*Your instructions*: Identify all lines below that hold "material" and collect them.

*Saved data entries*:
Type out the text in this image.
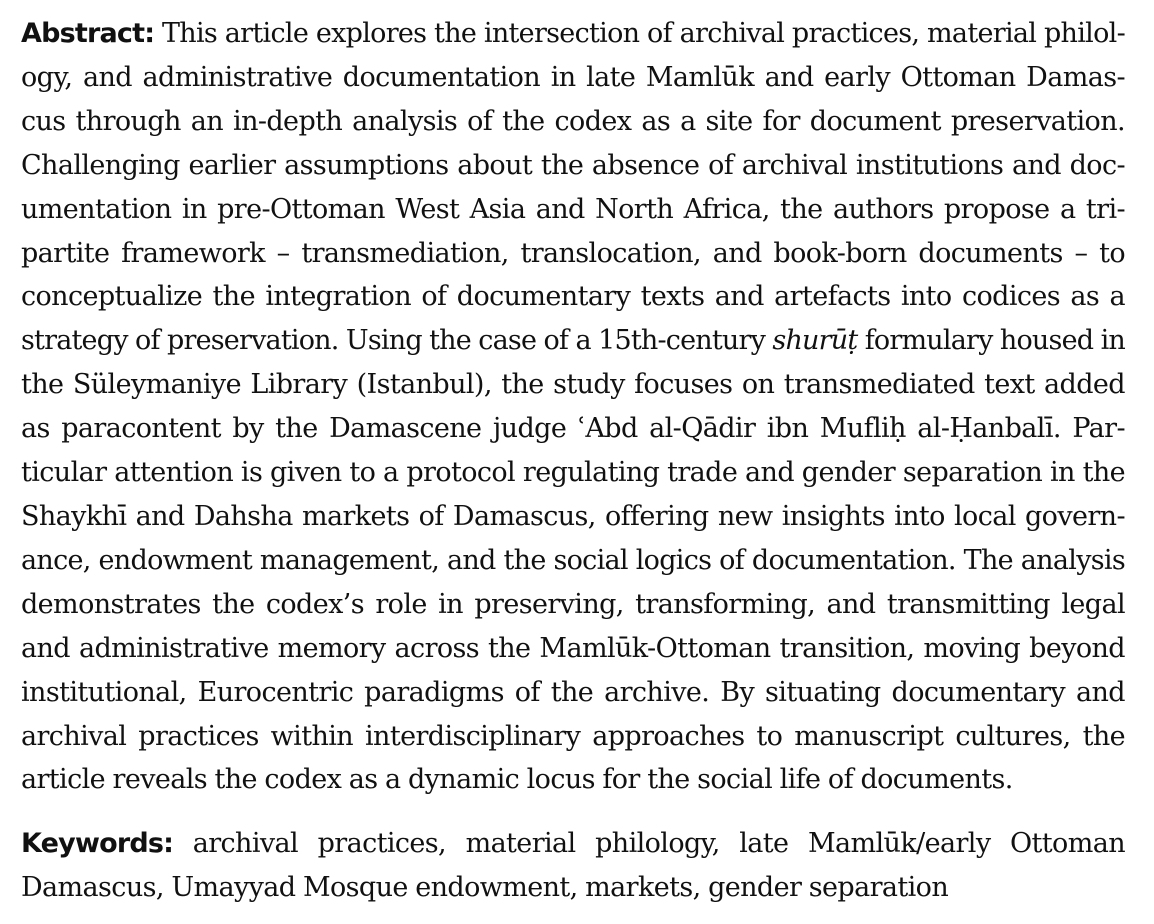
Abstract: This article explores the intersection of archival practices, material philol-
ogy, and administrative documentation in late Mamlūk and early Ottoman Damas-
cus through an in-depth analysis of the codex as a site for document preservation.
Challenging earlier assumptions about the absence of archival institutions and doc-
umentation in pre-Ottoman West Asia and North Africa, the authors propose a tri-
partite framework – transmediation, translocation, and book-born documents – to
conceptualize the integration of documentary texts and artefacts into codices as a
strategy of preservation. Using the case of a 15th-century shurūṭ formulary housed in
the Süleymaniye Library (Istanbul), the study focuses on transmediated text added
as paracontent by the Damascene judge ʿAbd al-Qādir ibn Mufliḥ al-Ḥanbalī. Par-
ticular attention is given to a protocol regulating trade and gender separation in the
Shaykhī and Dahsha markets of Damascus, offering new insights into local govern-
ance, endowment management, and the social logics of documentation. The analysis
demonstrates the codex’s role in preserving, transforming, and transmitting legal
and administrative memory across the Mamlūk-Ottoman transition, moving beyond
institutional, Eurocentric paradigms of the archive. By situating documentary and
archival practices within interdisciplinary approaches to manuscript cultures, the
article reveals the codex as a dynamic locus for the social life of documents.

Keywords: archival practices, material philology, late Mamlūk/early Ottoman
Damascus, Umayyad Mosque endowment, markets, gender separation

*Task output*:
Abstract: This article explores the intersection of archival practices, material philol-
Keywords: archival practices, material philology, late Mamlūk/early Ottoman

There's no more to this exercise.